— Begin DATA SUPPLIED —
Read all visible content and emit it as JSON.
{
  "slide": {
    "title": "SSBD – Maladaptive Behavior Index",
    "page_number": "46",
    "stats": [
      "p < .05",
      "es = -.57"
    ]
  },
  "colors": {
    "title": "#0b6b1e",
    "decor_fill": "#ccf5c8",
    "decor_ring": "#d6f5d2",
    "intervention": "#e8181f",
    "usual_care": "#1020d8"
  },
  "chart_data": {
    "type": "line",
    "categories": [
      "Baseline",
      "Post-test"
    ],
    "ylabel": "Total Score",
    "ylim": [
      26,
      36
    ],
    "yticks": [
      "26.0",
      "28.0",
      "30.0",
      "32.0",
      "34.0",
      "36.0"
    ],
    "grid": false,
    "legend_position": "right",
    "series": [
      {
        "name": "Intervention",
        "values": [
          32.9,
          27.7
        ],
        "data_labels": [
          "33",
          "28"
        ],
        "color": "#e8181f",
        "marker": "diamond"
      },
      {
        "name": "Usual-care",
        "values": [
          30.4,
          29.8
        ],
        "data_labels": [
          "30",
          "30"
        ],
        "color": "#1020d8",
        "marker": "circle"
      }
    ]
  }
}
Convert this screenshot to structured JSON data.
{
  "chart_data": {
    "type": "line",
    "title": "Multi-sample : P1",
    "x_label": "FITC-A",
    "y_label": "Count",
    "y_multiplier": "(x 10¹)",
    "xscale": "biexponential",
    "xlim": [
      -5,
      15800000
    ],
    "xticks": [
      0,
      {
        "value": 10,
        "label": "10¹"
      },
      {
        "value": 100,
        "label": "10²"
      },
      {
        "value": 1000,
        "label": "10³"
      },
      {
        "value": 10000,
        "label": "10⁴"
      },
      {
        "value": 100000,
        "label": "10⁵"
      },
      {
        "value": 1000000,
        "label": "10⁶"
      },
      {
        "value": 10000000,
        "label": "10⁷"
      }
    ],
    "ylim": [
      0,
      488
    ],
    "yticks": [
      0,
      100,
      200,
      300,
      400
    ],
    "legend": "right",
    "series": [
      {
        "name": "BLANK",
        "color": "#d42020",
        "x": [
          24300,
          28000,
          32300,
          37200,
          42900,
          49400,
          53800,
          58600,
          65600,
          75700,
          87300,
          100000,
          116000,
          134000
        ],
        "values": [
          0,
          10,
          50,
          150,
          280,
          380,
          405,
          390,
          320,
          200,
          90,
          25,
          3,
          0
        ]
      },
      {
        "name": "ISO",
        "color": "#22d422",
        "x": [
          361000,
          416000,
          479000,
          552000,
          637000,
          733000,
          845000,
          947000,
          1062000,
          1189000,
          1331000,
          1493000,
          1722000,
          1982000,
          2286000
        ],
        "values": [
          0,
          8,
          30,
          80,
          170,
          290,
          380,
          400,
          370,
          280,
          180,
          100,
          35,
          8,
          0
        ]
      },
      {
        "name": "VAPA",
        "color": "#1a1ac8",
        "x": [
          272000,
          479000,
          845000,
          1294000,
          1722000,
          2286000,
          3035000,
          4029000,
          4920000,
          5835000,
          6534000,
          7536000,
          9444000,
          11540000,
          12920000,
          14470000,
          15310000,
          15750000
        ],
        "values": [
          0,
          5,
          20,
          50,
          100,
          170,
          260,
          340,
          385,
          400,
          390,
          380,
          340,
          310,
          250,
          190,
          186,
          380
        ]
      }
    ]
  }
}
— End DATA SUPPLIED —
** TASK INSTRUCTIONS **
Extract, word for word, each line of the listing above.

** SOLUTION **
Read all visible content and emit it as JSON.
{
  "slide": {
    "title": "SSBD – Maladaptive Behavior Index",
    "page_number": "46",
    "stats": [
      "p < .05",
      "es = -.57"
    ]
  },
  "colors": {
    "title": "#0b6b1e",
    "decor_fill": "#ccf5c8",
    "decor_ring": "#d6f5d2",
    "intervention": "#e8181f",
    "usual_care": "#1020d8"
  },
  "chart_data": {
    "type": "line",
    "categories": [
      "Baseline",
      "Post-test"
    ],
    "ylabel": "Total Score",
    "ylim": [
      26,
      36
    ],
    "yticks": [
      "26.0",
      "28.0",
      "30.0",
      "32.0",
      "34.0",
      "36.0"
    ],
    "grid": false,
    "legend_position": "right",
    "series": [
      {
        "name": "Intervention",
        "values": [
          32.9,
          27.7
        ],
        "data_labels": [
          "33",
          "28"
        ],
        "color": "#e8181f",
        "marker": "diamond"
      },
      {
        "name": "Usual-care",
        "values": [
          30.4,
          29.8
        ],
        "data_labels": [
          "30",
          "30"
        ],
        "color": "#1020d8",
        "marker": "circle"
      }
    ]
  }
}
Convert this screenshot to structured JSON data.
{
  "chart_data": {
    "type": "line",
    "title": "Multi-sample : P1",
    "x_label": "FITC-A",
    "y_label": "Count",
    "y_multiplier": "(x 10¹)",
    "xscale": "biexponential",
    "xlim": [
      -5,
      15800000
    ],
    "xticks": [
      0,
      {
        "value": 10,
        "label": "10¹"
      },
      {
        "value": 100,
        "label": "10²"
      },
      {
        "value": 1000,
        "label": "10³"
      },
      {
        "value": 10000,
        "label": "10⁴"
      },
      {
        "value": 100000,
        "label": "10⁵"
      },
      {
        "value": 1000000,
        "label": "10⁶"
      },
      {
        "value": 10000000,
        "label": "10⁷"
      }
    ],
    "ylim": [
      0,
      488
    ],
    "yticks": [
      0,
      100,
      200,
      300,
      400
    ],
    "legend": "right",
    "series": [
      {
        "name": "BLANK",
        "color": "#d42020",
        "x": [
          24300,
          28000,
          32300,
          37200,
          42900,
          49400,
          53800,
          58600,
          65600,
          75700,
          87300,
          100000,
          116000,
          134000
        ],
        "values": [
          0,
          10,
          50,
          150,
          280,
          380,
          405,
          390,
          320,
          200,
          90,
          25,
          3,
          0
        ]
      },
      {
        "name": "ISO",
        "color": "#22d422",
        "x": [
          361000,
          416000,
          479000,
          552000,
          637000,
          733000,
          845000,
          947000,
          1062000,
          1189000,
          1331000,
          1493000,
          1722000,
          1982000,
          2286000
        ],
        "values": [
          0,
          8,
          30,
          80,
          170,
          290,
          380,
          400,
          370,
          280,
          180,
          100,
          35,
          8,
          0
        ]
      },
      {
        "name": "VAPA",
        "color": "#1a1ac8",
        "x": [
          272000,
          479000,
          845000,
          1294000,
          1722000,
          2286000,
          3035000,
          4029000,
          4920000,
          5835000,
          6534000,
          7536000,
          9444000,
          11540000,
          12920000,
          14470000,
          15310000,
          15750000
        ],
        "values": [
          0,
          5,
          20,
          50,
          100,
          170,
          260,
          340,
          385,
          400,
          390,
          380,
          340,
          310,
          250,
          190,
          186,
          380
        ]
      }
    ]
  }
}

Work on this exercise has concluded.